Print the listing below line for line, with no changes.

-- Listed records start --

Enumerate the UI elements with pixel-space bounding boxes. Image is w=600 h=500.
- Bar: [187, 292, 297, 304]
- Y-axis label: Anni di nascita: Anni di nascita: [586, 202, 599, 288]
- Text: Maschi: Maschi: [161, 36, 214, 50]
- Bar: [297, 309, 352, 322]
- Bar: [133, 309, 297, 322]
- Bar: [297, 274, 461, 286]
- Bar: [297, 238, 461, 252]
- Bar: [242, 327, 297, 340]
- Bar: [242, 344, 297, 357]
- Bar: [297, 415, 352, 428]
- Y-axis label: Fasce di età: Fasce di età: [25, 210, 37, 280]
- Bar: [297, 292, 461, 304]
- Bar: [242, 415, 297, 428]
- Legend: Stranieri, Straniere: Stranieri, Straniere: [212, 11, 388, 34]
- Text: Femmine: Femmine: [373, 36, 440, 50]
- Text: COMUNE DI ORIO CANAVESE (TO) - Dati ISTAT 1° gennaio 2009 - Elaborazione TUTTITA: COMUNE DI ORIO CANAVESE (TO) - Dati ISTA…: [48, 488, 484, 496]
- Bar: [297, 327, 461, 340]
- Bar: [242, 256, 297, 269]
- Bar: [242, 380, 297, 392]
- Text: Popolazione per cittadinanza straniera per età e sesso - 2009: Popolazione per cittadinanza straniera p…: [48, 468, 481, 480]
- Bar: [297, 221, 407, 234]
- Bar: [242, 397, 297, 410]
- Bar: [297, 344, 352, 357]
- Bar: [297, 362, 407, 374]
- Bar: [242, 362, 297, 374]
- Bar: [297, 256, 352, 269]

-- Listed records end --

**Complete output**
Enumerate the UI elements with pixel-space bounding boxes. Image is w=600 h=500.
- Bar: [187, 292, 297, 304]
- Y-axis label: Anni di nascita: Anni di nascita: [586, 202, 599, 288]
- Text: Maschi: Maschi: [161, 36, 214, 50]
- Bar: [297, 309, 352, 322]
- Bar: [133, 309, 297, 322]
- Bar: [297, 274, 461, 286]
- Bar: [297, 238, 461, 252]
- Bar: [242, 327, 297, 340]
- Bar: [242, 344, 297, 357]
- Bar: [297, 415, 352, 428]
- Y-axis label: Fasce di età: Fasce di età: [25, 210, 37, 280]
- Bar: [297, 292, 461, 304]
- Bar: [242, 415, 297, 428]
- Legend: Stranieri, Straniere: Stranieri, Straniere: [212, 11, 388, 34]
- Text: Femmine: Femmine: [373, 36, 440, 50]
- Text: COMUNE DI ORIO CANAVESE (TO) - Dati ISTAT 1° gennaio 2009 - Elaborazione TUTTITA: COMUNE DI ORIO CANAVESE (TO) - Dati ISTA…: [48, 488, 484, 496]
- Bar: [297, 327, 461, 340]
- Bar: [242, 256, 297, 269]
- Bar: [242, 380, 297, 392]
- Text: Popolazione per cittadinanza straniera per età e sesso - 2009: Popolazione per cittadinanza straniera p…: [48, 468, 481, 480]
- Bar: [297, 221, 407, 234]
- Bar: [242, 397, 297, 410]
- Bar: [297, 344, 352, 357]
- Bar: [297, 362, 407, 374]
- Bar: [242, 362, 297, 374]
- Bar: [297, 256, 352, 269]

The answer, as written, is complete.